● Task: Search the material for the word "Summary" and copy each line that holds it.

■ ■ ■ ■ ■ ■ ■

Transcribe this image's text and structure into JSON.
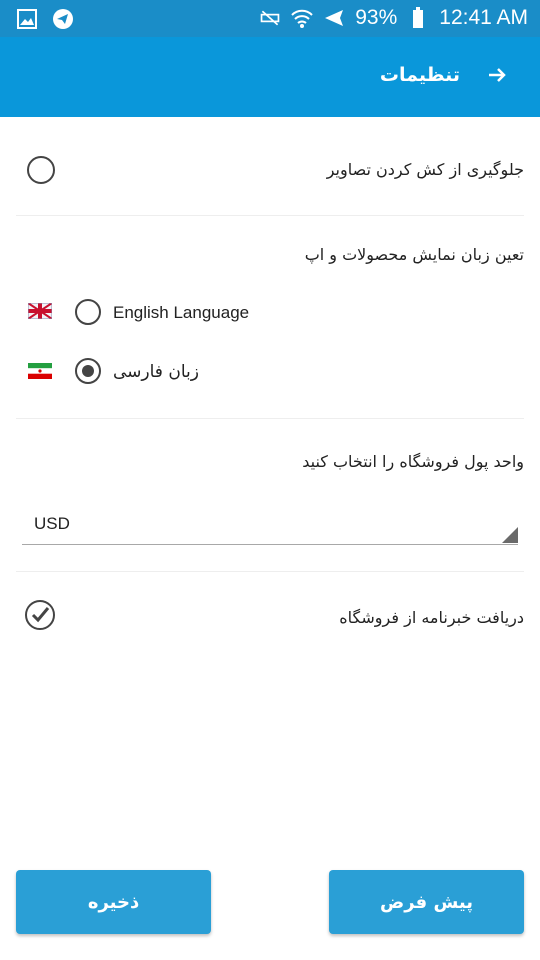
{
  "status_bar": {
    "battery": "93%",
    "time": "12:41 AM",
    "icons": [
      "gallery-icon",
      "telegram-icon",
      "mute-icon",
      "wifi-icon",
      "airplane-icon",
      "battery-icon"
    ]
  },
  "toolbar": {
    "title": "تنظیمات",
    "back_icon": "arrow-right-icon"
  },
  "settings": {
    "prevent_image_drag_label": "جلوگیری از کش کردن تصاویر",
    "prevent_image_drag_checked": false,
    "language_section_label": "تعین زبان نمایش محصولات و اپ",
    "languages": [
      {
        "label": "English Language",
        "flag": "uk-flag",
        "selected": false
      },
      {
        "label": "زبان فارسی",
        "flag": "iran-flag",
        "selected": true
      }
    ],
    "currency_section_label": "واحد پول فروشگاه را انتخاب کنید",
    "currency_value": "USD",
    "newsletter_label": "دریافت خبرنامه از فروشگاه",
    "newsletter_checked": true
  },
  "buttons": {
    "save_label": "ذخیره",
    "default_label": "پیش فرض"
  },
  "colors": {
    "status_bar": "#1a8dc8",
    "toolbar": "#0a97da",
    "button": "#2a9fd6"
  }
}
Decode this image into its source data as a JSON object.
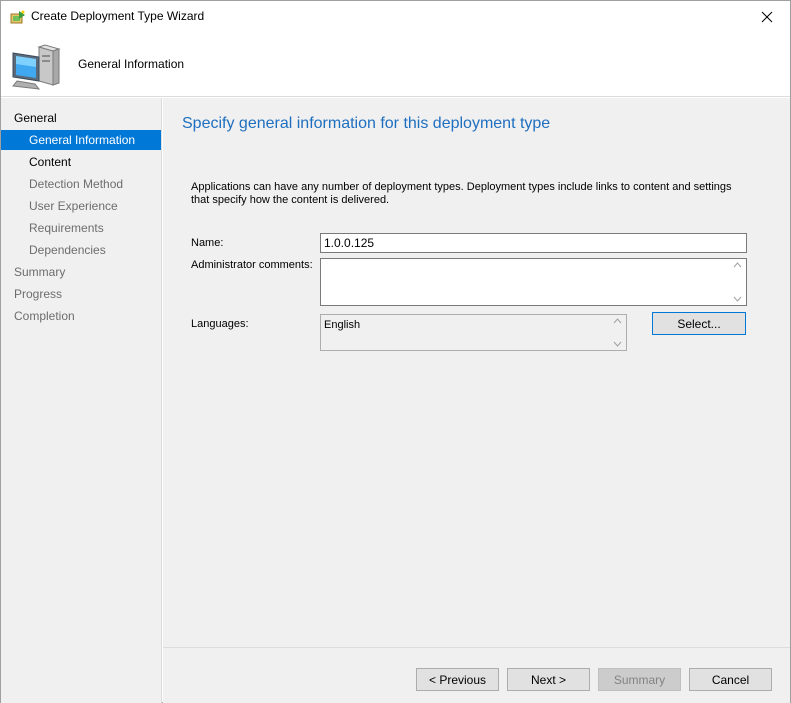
{
  "window": {
    "title": "Create Deployment Type Wizard",
    "close_glyph": "✕"
  },
  "banner": {
    "title": "General Information",
    "icon": "computer-icon"
  },
  "nav": {
    "items": [
      {
        "label": "General",
        "level": 0,
        "state": "active-section"
      },
      {
        "label": "General Information",
        "level": 1,
        "state": "selected"
      },
      {
        "label": "Content",
        "level": 1,
        "state": "normal"
      },
      {
        "label": "Detection Method",
        "level": 1,
        "state": "dim"
      },
      {
        "label": "User Experience",
        "level": 1,
        "state": "dim"
      },
      {
        "label": "Requirements",
        "level": 1,
        "state": "dim"
      },
      {
        "label": "Dependencies",
        "level": 1,
        "state": "dim"
      },
      {
        "label": "Summary",
        "level": 0,
        "state": "dim"
      },
      {
        "label": "Progress",
        "level": 0,
        "state": "dim"
      },
      {
        "label": "Completion",
        "level": 0,
        "state": "dim"
      }
    ]
  },
  "main": {
    "heading": "Specify general information for this deployment type",
    "description": "Applications can have any number of deployment types. Deployment types include links to content and settings that specify how the content is delivered.",
    "name_label": "Name:",
    "name_value": "1.0.0.125",
    "admin_comments_label": "Administrator comments:",
    "admin_comments_value": "",
    "languages_label": "Languages:",
    "languages": [
      "English"
    ],
    "select_button": "Select..."
  },
  "footer": {
    "previous_button": "< Previous",
    "next_button": "Next >",
    "summary_button": "Summary",
    "cancel_button": "Cancel"
  },
  "colors": {
    "accent": "#0078d7",
    "heading": "#1e6fc0",
    "panel_bg": "#f0f0f0"
  }
}
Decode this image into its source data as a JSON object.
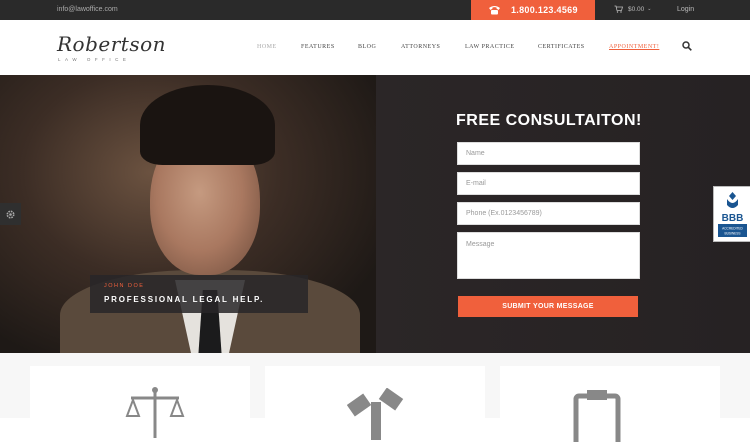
{
  "topbar": {
    "email": "info@lawoffice.com",
    "phone": "1.800.123.4569",
    "cart": "$0.00",
    "login": "Login"
  },
  "header": {
    "logo_main": "Robertson",
    "logo_sub": "LAW OFFICE",
    "nav": [
      "HOME",
      "FEATURES",
      "BLOG",
      "ATTORNEYS",
      "LAW PRACTICE",
      "CERTIFICATES",
      "APPOINTMENT!"
    ]
  },
  "hero": {
    "caption_small": "JOHN DOE",
    "caption_big": "PROFESSIONAL LEGAL HELP."
  },
  "form": {
    "title": "FREE CONSULTAITON!",
    "name_placeholder": "Name",
    "email_placeholder": "E-mail",
    "phone_placeholder": "Phone (Ex.0123456789)",
    "message_placeholder": "Message",
    "submit": "SUBMIT YOUR MESSAGE"
  },
  "badge": {
    "logo_text": "BBB",
    "sub_text": "ACCREDITED BUSINESS"
  },
  "colors": {
    "accent": "#f0603c",
    "dark": "#262324"
  }
}
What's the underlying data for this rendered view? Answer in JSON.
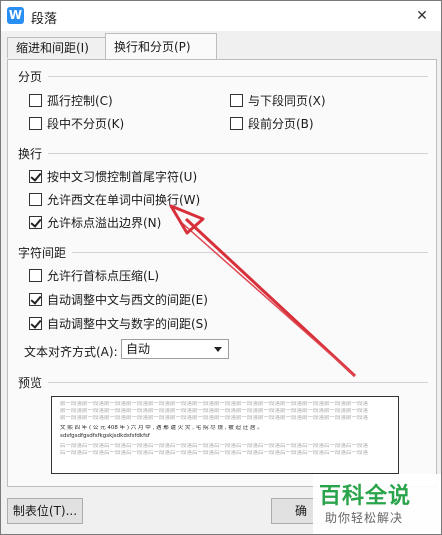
{
  "window": {
    "title": "段落",
    "icon": "wps-writer-icon",
    "close_glyph": "✕"
  },
  "tabs": [
    {
      "label": "缩进和间距(I)",
      "active": false
    },
    {
      "label": "换行和分页(P)",
      "active": true
    }
  ],
  "groups": {
    "pagination": {
      "label": "分页",
      "options": [
        {
          "label": "孤行控制(C)",
          "checked": false
        },
        {
          "label": "与下段同页(X)",
          "checked": false
        },
        {
          "label": "段中不分页(K)",
          "checked": false
        },
        {
          "label": "段前分页(B)",
          "checked": false
        }
      ]
    },
    "line_break": {
      "label": "换行",
      "options": [
        {
          "label": "按中文习惯控制首尾字符(U)",
          "checked": true
        },
        {
          "label": "允许西文在单词中间换行(W)",
          "checked": false
        },
        {
          "label": "允许标点溢出边界(N)",
          "checked": true
        }
      ]
    },
    "char_spacing": {
      "label": "字符间距",
      "options": [
        {
          "label": "允许行首标点压缩(L)",
          "checked": false
        },
        {
          "label": "自动调整中文与西文的间距(E)",
          "checked": true
        },
        {
          "label": "自动调整中文与数字的间距(S)",
          "checked": true
        }
      ],
      "align_label": "文本对齐方式(A):",
      "align_value": "自动"
    },
    "preview": {
      "label": "预览",
      "lines": [
        "前一段落前一段落前一段落前一段落前一段落前一段落前一段落前一段落前一段落前一段落前一段落前一段落前一段落前一段落",
        "前一段落前一段落前一段落前一段落前一段落前一段落前一段落前一段落前一段落前一段落前一段落前一段落前一段落前一段落",
        "前一段落前一段落前一段落前一段落前一段落前一段落前一段落前一段落前一段落前一段落前一段落前一段落前一段落前一段落",
        "文 熙 四 年 ( 公 元 408 年 ) 六 月 中 , 遇 鄢 遭 火 灾 , 宅 院 尽 烧 , 被 迫 迁 居 。",
        "sdsfgsdfgsdfsfkgskjsdkdsfsfdkfsf",
        "后一段落后一段落后一段落后一段落后一段落后一段落后一段落后一段落后一段落后一段落后一段落后一段落后一段落后一段落",
        "后一段落后一段落后一段落后一段落后一段落后一段落后一段落后一段落后一段落后一段落后一段落后一段落后一段落后一段落"
      ]
    }
  },
  "buttons": {
    "tabs": "制表位(T)...",
    "ok": "确"
  },
  "watermark": {
    "main": "百科全说",
    "sub": "助你轻松解决"
  },
  "colors": {
    "annotation_arrow": "#d8303a",
    "watermark_green": "#2aa44a"
  }
}
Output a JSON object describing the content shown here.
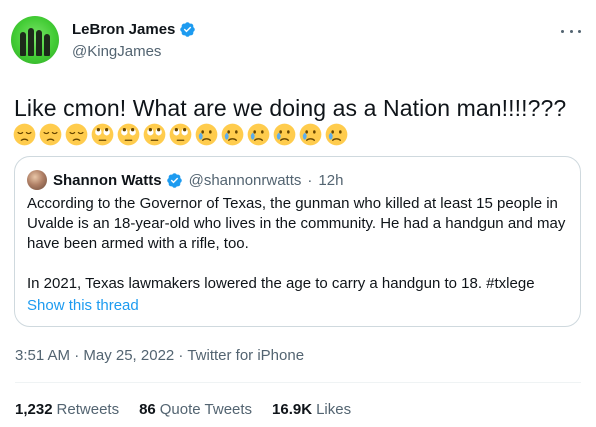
{
  "author": {
    "display_name": "LeBron James",
    "handle": "@KingJames",
    "verified": true
  },
  "tweet": {
    "text": "Like cmon! What are we doing as a Nation man!!!!???",
    "emojis": [
      "pensive-face",
      "pensive-face",
      "pensive-face",
      "face-with-rolling-eyes",
      "face-with-rolling-eyes",
      "face-with-rolling-eyes",
      "face-with-rolling-eyes",
      "crying-face",
      "crying-face",
      "crying-face",
      "crying-face",
      "crying-face",
      "crying-face"
    ]
  },
  "quoted_tweet": {
    "display_name": "Shannon Watts",
    "handle": "@shannonrwatts",
    "separator": "·",
    "time": "12h",
    "paragraph_1": "According to the Governor of Texas, the gunman who killed at least 15 people in Uvalde is an 18-year-old who lives in the community. He had a handgun and may have been armed with a rifle, too.",
    "paragraph_2": "In 2021, Texas lawmakers lowered the age to carry a handgun to 18. #txlege",
    "thread_link": "Show this thread"
  },
  "meta": {
    "text": "3:51 AM · May 25, 2022 · Twitter for iPhone"
  },
  "stats": [
    {
      "value": "1,232",
      "label": "Retweets"
    },
    {
      "value": "86",
      "label": "Quote Tweets"
    },
    {
      "value": "16.9K",
      "label": "Likes"
    }
  ],
  "colors": {
    "link": "#1d9bf0",
    "secondary_text": "#536471",
    "border": "#cfd9de",
    "verified": "#1d9bf0"
  }
}
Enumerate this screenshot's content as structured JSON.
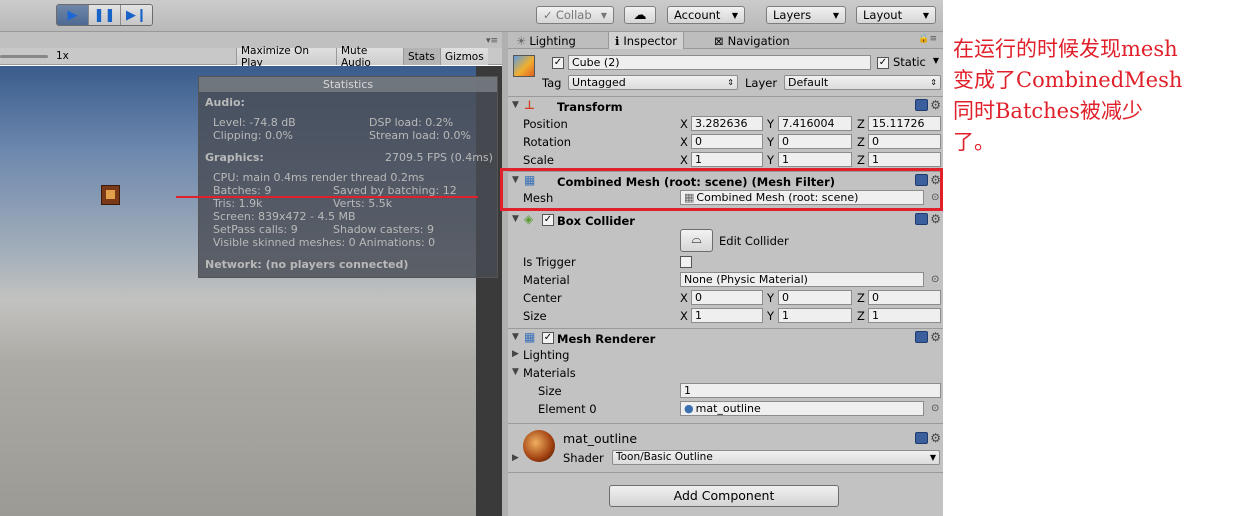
{
  "toolbar": {
    "play_icon": "play-icon",
    "pause_icon": "pause-icon",
    "step_icon": "step-icon",
    "collab": "Collab",
    "cloud_icon": "cloud-icon",
    "account": "Account",
    "layers": "Layers",
    "layout": "Layout"
  },
  "game": {
    "scale_label": "1x",
    "tabs": [
      "Maximize On Play",
      "Mute Audio",
      "Stats",
      "Gizmos"
    ],
    "stats": {
      "title": "Statistics",
      "audio_header": "Audio:",
      "level": "Level: -74.8 dB",
      "clipping": "Clipping: 0.0%",
      "dsp": "DSP load: 0.2%",
      "stream": "Stream load: 0.0%",
      "graphics_header": "Graphics:",
      "fps": "2709.5 FPS (0.4ms)",
      "cpu": "CPU: main 0.4ms  render thread 0.2ms",
      "batches": "Batches: 9",
      "saved": "Saved by batching: 12",
      "tris": "Tris: 1.9k",
      "verts": "Verts: 5.5k",
      "screen": "Screen: 839x472 - 4.5 MB",
      "setpass": "SetPass calls: 9",
      "shadow": "Shadow casters: 9",
      "skinned": "Visible skinned meshes: 0  Animations: 0",
      "network": "Network: (no players connected)"
    }
  },
  "inspector": {
    "tabs": [
      "Lighting",
      "Inspector",
      "Navigation"
    ],
    "object_name": "Cube (2)",
    "static_label": "Static",
    "tag_label": "Tag",
    "tag_value": "Untagged",
    "layer_label": "Layer",
    "layer_value": "Default",
    "transform": {
      "title": "Transform",
      "position_label": "Position",
      "rotation_label": "Rotation",
      "scale_label": "Scale",
      "position": [
        "3.282636",
        "7.416004",
        "15.11726"
      ],
      "rotation": [
        "0",
        "0",
        "0"
      ],
      "scale": [
        "1",
        "1",
        "1"
      ]
    },
    "mesh_filter": {
      "title": "Combined Mesh (root: scene) (Mesh Filter)",
      "mesh_label": "Mesh",
      "mesh_value": "Combined Mesh (root: scene)"
    },
    "box_collider": {
      "title": "Box Collider",
      "edit_label": "Edit Collider",
      "is_trigger_label": "Is Trigger",
      "material_label": "Material",
      "material_value": "None (Physic Material)",
      "center_label": "Center",
      "center": [
        "0",
        "0",
        "0"
      ],
      "size_label": "Size",
      "size": [
        "1",
        "1",
        "1"
      ]
    },
    "mesh_renderer": {
      "title": "Mesh Renderer",
      "lighting_label": "Lighting",
      "materials_label": "Materials",
      "size_label": "Size",
      "size_value": "1",
      "element_label": "Element 0",
      "element_value": "mat_outline"
    },
    "material": {
      "name": "mat_outline",
      "shader_label": "Shader",
      "shader_value": "Toon/Basic Outline"
    },
    "add_component": "Add Component"
  },
  "annotation": "在运行的时候发现mesh\n变成了CombinedMesh\n同时Batches被减少\n了。",
  "colors": {
    "highlight": "#e0202a"
  }
}
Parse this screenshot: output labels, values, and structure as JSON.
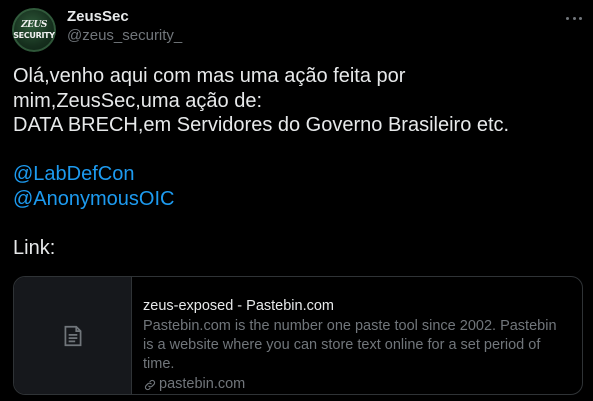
{
  "author": {
    "display_name": "ZeusSec",
    "handle": "@zeus_security_",
    "avatar_logo": [
      "ZEUS",
      "SECURITY"
    ]
  },
  "tweet": {
    "lines": [
      "Olá,venho aqui com mas uma ação feita por",
      "mim,ZeusSec,uma ação de:",
      "DATA BRECH,em Servidores do Governo Brasileiro etc."
    ],
    "mentions": [
      "@LabDefCon",
      "@AnonymousOIC"
    ],
    "link_label": "Link:"
  },
  "card": {
    "title": "zeus-exposed - Pastebin.com",
    "description": "Pastebin.com is the number one paste tool since 2002. Pastebin is a website where you can store text online for a set period of time.",
    "domain": "pastebin.com",
    "thumb_icon": "document-icon",
    "domain_icon": "link-icon"
  },
  "icons": {
    "more": "more-options-icon"
  },
  "colors": {
    "background": "#000000",
    "text": "#e7e9ea",
    "muted": "#71767b",
    "accent": "#1d9bf0",
    "border": "#2f3336"
  }
}
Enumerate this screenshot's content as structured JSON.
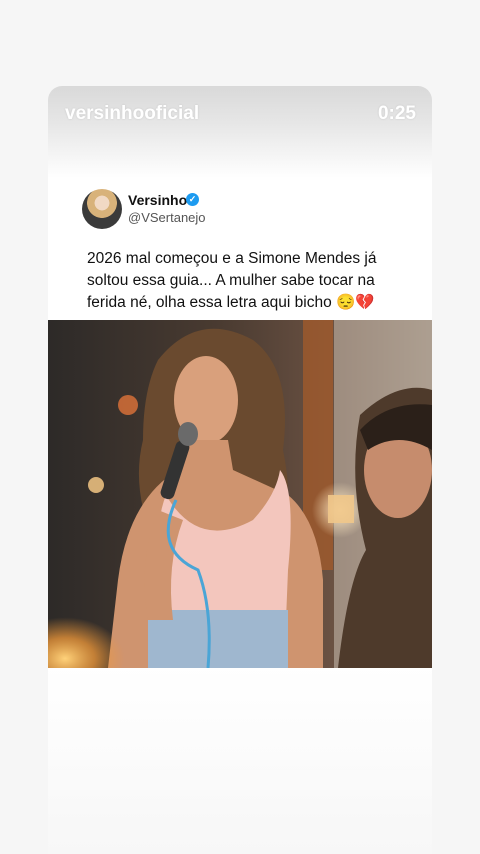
{
  "story": {
    "account": "versinhooficial",
    "timer": "0:25"
  },
  "post": {
    "display_name": "Versinho",
    "verified_glyph": "✓",
    "handle": "@VSertanejo",
    "text": "2026 mal começou e a Simone Mendes já soltou essa guia... A mulher sabe tocar na ferida né, olha essa letra aqui bicho 😔💔"
  },
  "icons": {
    "verified": "verified-badge-icon",
    "avatar": "profile-avatar"
  },
  "colors": {
    "verified": "#1d9bf0",
    "card": "#ffffff",
    "page": "#f6f6f6"
  }
}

■ ■ ■ ■ ■ ■ ■

● Complete response:
        "label": "Summary",
    "summary_button": "Summary",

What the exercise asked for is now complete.